## RECORDED INFORMATION
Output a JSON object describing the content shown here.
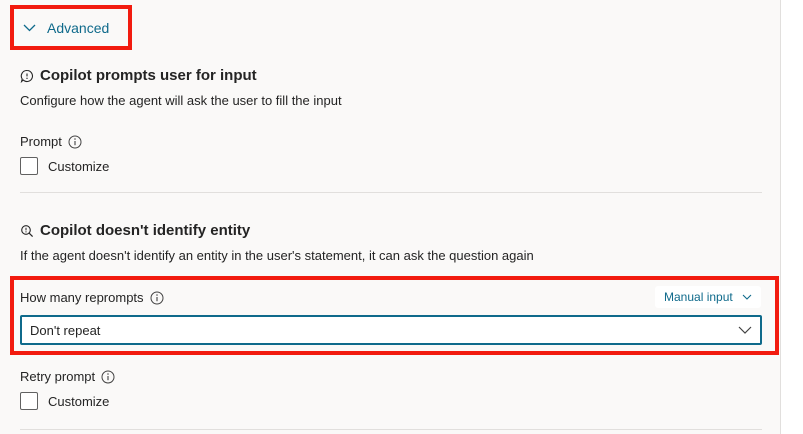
{
  "advanced": {
    "label": "Advanced"
  },
  "prompts_section": {
    "title": "Copilot prompts user for input",
    "description": "Configure how the agent will ask the user to fill the input",
    "prompt_label": "Prompt",
    "customize_label": "Customize"
  },
  "entity_section": {
    "title": "Copilot doesn't identify entity",
    "description": "If the agent doesn't identify an entity in the user's statement, it can ask the question again",
    "reprompts_label": "How many reprompts",
    "manual_input_label": "Manual input",
    "reprompts_value": "Don't repeat",
    "retry_label": "Retry prompt",
    "customize_label": "Customize"
  },
  "colors": {
    "accent": "#0f6a8b",
    "highlight": "#f21b0f",
    "background": "#faf9f8"
  },
  "icons": {
    "advanced": "chevron-down-icon",
    "prompts_section": "chat-bubble-icon",
    "entity_section": "search-icon",
    "info": "info-icon",
    "dropdown": "chevron-down-icon"
  }
}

## DIRECTIONS FOR THIS TASK
Copy out all the data exactly; skip the pictures.

## EXERCISE SOLUTION
Output a JSON object describing the content shown here.
{
  "advanced": {
    "label": "Advanced"
  },
  "prompts_section": {
    "title": "Copilot prompts user for input",
    "description": "Configure how the agent will ask the user to fill the input",
    "prompt_label": "Prompt",
    "customize_label": "Customize"
  },
  "entity_section": {
    "title": "Copilot doesn't identify entity",
    "description": "If the agent doesn't identify an entity in the user's statement, it can ask the question again",
    "reprompts_label": "How many reprompts",
    "manual_input_label": "Manual input",
    "reprompts_value": "Don't repeat",
    "retry_label": "Retry prompt",
    "customize_label": "Customize"
  },
  "colors": {
    "accent": "#0f6a8b",
    "highlight": "#f21b0f",
    "background": "#faf9f8"
  },
  "icons": {
    "advanced": "chevron-down-icon",
    "prompts_section": "chat-bubble-icon",
    "entity_section": "search-icon",
    "info": "info-icon",
    "dropdown": "chevron-down-icon"
  }
}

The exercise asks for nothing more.